▸ Directions for this task
How many of the lines that follow contain the word "Project"? Give only the number.

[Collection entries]
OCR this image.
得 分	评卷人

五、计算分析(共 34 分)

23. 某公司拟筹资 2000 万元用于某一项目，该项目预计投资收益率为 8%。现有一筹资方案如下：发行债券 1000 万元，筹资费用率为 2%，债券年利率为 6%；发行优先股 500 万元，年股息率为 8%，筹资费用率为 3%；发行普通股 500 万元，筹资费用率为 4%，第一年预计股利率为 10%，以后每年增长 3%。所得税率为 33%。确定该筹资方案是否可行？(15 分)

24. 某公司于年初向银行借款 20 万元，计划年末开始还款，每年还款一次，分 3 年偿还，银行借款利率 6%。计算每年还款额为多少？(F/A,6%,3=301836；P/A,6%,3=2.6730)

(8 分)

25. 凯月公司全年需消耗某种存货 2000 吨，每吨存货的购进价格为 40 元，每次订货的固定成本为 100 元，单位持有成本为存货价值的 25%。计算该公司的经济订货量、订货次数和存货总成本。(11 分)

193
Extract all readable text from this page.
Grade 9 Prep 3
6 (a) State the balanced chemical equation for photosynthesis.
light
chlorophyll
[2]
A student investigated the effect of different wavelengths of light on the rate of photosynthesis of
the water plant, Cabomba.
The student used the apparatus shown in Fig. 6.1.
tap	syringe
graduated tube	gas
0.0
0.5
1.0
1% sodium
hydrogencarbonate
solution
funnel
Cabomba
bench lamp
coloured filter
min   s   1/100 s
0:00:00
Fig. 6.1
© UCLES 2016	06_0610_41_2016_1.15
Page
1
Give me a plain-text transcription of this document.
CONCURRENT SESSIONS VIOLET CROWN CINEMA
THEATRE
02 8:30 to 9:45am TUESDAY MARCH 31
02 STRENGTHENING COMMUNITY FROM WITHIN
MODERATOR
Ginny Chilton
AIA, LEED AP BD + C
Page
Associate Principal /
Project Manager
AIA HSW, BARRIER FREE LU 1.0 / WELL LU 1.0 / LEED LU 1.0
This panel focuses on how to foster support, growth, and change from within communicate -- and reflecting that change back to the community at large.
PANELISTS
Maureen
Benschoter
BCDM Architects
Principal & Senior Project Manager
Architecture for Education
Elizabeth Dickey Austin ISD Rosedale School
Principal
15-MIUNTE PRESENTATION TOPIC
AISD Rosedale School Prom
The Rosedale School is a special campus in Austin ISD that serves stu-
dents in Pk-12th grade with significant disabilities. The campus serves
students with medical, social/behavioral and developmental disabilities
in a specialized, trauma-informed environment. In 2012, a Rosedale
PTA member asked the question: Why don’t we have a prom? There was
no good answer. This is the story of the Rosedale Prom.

▸ Result below
2